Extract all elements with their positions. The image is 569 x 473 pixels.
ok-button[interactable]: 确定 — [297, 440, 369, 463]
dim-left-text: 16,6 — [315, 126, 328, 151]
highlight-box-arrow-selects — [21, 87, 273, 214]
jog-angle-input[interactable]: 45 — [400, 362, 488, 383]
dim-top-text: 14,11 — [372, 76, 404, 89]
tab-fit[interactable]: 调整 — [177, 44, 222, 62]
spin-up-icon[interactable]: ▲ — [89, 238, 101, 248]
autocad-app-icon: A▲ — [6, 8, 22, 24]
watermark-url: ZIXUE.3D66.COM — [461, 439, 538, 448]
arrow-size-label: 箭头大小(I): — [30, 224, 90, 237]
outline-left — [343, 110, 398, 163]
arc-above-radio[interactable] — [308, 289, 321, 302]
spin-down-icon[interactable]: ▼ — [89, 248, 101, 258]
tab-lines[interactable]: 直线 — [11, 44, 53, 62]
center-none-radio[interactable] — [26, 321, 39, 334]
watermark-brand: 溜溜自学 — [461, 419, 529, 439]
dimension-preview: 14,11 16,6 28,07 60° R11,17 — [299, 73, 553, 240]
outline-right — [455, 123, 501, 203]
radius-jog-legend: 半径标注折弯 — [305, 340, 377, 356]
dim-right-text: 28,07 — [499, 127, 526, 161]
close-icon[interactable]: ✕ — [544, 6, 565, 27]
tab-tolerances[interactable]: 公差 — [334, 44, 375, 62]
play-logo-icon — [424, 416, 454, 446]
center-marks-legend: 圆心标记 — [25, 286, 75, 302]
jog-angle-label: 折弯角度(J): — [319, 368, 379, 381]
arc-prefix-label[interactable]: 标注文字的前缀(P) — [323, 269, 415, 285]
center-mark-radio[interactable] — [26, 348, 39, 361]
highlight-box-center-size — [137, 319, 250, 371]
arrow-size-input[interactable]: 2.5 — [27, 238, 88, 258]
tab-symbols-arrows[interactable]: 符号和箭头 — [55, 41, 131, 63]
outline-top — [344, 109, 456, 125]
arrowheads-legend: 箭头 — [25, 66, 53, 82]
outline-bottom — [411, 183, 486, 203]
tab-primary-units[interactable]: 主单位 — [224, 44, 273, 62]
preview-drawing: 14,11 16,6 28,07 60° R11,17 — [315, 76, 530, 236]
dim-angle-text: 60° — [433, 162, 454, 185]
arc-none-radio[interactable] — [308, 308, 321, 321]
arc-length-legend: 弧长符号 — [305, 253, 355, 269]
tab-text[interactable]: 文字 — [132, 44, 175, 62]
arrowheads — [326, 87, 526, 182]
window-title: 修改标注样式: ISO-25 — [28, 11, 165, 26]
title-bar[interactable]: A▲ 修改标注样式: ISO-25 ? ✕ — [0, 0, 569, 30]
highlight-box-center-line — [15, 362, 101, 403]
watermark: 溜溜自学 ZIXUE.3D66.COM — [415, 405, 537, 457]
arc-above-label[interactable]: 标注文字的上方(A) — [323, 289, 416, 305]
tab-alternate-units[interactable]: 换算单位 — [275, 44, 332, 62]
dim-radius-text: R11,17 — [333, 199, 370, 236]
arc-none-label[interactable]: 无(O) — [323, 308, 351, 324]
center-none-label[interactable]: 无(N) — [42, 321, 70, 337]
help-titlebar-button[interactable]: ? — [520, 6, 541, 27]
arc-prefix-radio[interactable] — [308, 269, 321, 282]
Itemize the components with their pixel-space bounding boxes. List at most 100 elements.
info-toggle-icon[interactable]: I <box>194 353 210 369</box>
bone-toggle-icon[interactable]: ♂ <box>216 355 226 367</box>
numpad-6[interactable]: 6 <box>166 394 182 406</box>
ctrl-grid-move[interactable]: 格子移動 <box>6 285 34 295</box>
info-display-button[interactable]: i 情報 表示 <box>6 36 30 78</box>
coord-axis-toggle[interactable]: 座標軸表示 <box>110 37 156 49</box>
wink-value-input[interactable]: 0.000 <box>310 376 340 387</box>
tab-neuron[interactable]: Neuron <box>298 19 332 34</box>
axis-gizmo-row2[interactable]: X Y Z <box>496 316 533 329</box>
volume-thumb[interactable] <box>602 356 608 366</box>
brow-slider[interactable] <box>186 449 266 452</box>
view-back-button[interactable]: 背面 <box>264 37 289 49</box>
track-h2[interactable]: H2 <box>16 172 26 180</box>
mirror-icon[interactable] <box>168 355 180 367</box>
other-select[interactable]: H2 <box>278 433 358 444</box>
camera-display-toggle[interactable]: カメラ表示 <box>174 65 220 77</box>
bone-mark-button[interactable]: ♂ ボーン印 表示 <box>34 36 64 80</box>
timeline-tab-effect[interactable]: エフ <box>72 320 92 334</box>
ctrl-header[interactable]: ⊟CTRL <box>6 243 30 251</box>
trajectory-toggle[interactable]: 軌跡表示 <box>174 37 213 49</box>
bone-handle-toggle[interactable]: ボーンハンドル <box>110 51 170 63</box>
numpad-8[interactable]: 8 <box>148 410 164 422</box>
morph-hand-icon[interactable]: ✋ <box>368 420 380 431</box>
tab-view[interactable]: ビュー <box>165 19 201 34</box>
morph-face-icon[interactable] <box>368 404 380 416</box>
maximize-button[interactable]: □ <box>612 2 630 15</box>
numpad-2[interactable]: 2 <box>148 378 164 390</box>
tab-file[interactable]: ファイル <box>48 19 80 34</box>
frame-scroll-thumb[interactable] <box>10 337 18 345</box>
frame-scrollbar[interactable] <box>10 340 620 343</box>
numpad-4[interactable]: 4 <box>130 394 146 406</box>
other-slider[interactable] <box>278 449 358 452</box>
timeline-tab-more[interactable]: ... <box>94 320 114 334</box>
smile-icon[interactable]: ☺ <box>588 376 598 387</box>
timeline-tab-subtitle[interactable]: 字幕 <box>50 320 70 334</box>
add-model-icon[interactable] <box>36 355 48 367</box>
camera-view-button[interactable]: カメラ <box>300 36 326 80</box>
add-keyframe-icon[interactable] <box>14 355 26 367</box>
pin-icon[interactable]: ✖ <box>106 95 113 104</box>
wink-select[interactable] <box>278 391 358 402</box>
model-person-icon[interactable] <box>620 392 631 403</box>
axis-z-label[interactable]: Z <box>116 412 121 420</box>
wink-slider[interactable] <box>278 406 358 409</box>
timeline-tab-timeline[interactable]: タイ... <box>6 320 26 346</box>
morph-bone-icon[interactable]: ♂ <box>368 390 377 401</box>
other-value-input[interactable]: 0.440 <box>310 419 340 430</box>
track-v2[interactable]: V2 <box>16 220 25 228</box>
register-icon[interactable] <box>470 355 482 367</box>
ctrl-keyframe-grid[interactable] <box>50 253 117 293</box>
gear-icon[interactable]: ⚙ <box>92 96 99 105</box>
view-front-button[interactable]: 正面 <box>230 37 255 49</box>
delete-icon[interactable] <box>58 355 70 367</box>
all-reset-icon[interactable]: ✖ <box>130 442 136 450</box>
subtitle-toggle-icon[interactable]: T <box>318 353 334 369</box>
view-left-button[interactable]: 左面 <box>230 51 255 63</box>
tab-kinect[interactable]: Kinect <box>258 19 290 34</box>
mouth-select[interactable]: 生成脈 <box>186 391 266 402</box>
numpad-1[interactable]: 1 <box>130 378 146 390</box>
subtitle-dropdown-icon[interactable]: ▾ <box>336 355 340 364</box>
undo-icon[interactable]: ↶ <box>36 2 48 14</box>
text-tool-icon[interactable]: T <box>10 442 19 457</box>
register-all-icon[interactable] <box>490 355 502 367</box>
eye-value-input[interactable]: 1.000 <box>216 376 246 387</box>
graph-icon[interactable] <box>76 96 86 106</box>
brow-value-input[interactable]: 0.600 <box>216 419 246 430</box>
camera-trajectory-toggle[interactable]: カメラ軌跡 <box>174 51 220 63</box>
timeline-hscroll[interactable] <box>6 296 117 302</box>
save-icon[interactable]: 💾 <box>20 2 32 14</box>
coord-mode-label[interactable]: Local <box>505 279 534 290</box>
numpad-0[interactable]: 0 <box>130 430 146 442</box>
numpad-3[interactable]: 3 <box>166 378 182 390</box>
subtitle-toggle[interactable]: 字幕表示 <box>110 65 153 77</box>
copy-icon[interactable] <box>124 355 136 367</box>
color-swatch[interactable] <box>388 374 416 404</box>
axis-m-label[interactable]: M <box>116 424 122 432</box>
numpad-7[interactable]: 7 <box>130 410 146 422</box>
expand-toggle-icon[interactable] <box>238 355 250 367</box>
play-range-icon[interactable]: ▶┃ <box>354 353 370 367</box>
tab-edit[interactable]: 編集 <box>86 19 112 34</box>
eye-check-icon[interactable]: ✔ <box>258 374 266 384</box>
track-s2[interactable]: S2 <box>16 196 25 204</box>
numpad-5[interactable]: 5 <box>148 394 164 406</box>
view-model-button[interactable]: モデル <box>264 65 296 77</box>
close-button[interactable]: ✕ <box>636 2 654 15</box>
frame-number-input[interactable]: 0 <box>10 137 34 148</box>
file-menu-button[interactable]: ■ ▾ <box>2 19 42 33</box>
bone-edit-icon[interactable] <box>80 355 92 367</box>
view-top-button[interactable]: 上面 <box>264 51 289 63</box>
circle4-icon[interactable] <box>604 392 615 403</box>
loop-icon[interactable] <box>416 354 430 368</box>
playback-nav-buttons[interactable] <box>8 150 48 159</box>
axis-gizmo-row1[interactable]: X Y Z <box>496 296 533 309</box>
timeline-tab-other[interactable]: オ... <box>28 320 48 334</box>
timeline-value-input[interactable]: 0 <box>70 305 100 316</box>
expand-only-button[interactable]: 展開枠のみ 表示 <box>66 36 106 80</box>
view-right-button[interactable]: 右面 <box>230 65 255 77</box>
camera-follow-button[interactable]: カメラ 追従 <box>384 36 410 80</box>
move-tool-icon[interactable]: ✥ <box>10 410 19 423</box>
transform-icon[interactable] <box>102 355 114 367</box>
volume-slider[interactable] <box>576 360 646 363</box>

> **Kurze Übung**
Schreib alles vom Anfang der Einträge bis einschließlich der Zeile mit „arrowheads — [326, 87, 526, 182]“ Zeichen für Zeichen ab.

> **Ergebnis der Aufgabe**
Extract all elements with their positions. The image is 569 x 473 pixels.
ok-button[interactable]: 确定 — [297, 440, 369, 463]
dim-left-text: 16,6 — [315, 126, 328, 151]
highlight-box-arrow-selects — [21, 87, 273, 214]
jog-angle-input[interactable]: 45 — [400, 362, 488, 383]
dim-top-text: 14,11 — [372, 76, 404, 89]
tab-fit[interactable]: 调整 — [177, 44, 222, 62]
spin-up-icon[interactable]: ▲ — [89, 238, 101, 248]
autocad-app-icon: A▲ — [6, 8, 22, 24]
watermark-url: ZIXUE.3D66.COM — [461, 439, 538, 448]
arrow-size-label: 箭头大小(I): — [30, 224, 90, 237]
outline-left — [343, 110, 398, 163]
arc-above-radio[interactable] — [308, 289, 321, 302]
spin-down-icon[interactable]: ▼ — [89, 248, 101, 258]
tab-lines[interactable]: 直线 — [11, 44, 53, 62]
center-none-radio[interactable] — [26, 321, 39, 334]
watermark-brand: 溜溜自学 — [461, 419, 529, 439]
dimension-preview: 14,11 16,6 28,07 60° R11,17 — [299, 73, 553, 240]
outline-right — [455, 123, 501, 203]
radius-jog-legend: 半径标注折弯 — [305, 340, 377, 356]
dim-right-text: 28,07 — [499, 127, 526, 161]
close-icon[interactable]: ✕ — [544, 6, 565, 27]
tab-tolerances[interactable]: 公差 — [334, 44, 375, 62]
play-logo-icon — [424, 416, 454, 446]
center-marks-legend: 圆心标记 — [25, 286, 75, 302]
jog-angle-label: 折弯角度(J): — [319, 368, 379, 381]
arc-prefix-label[interactable]: 标注文字的前缀(P) — [323, 269, 415, 285]
center-mark-radio[interactable] — [26, 348, 39, 361]
highlight-box-center-size — [137, 319, 250, 371]
arrow-size-input[interactable]: 2.5 — [27, 238, 88, 258]
tab-symbols-arrows[interactable]: 符号和箭头 — [55, 41, 131, 63]
outline-top — [344, 109, 456, 125]
arrowheads-legend: 箭头 — [25, 66, 53, 82]
outline-bottom — [411, 183, 486, 203]
tab-primary-units[interactable]: 主单位 — [224, 44, 273, 62]
preview-drawing: 14,11 16,6 28,07 60° R11,17 — [315, 76, 530, 236]
dim-angle-text: 60° — [433, 162, 454, 185]
arc-none-radio[interactable] — [308, 308, 321, 321]
arc-length-legend: 弧长符号 — [305, 253, 355, 269]
tab-text[interactable]: 文字 — [132, 44, 175, 62]
arrowheads — [326, 87, 526, 182]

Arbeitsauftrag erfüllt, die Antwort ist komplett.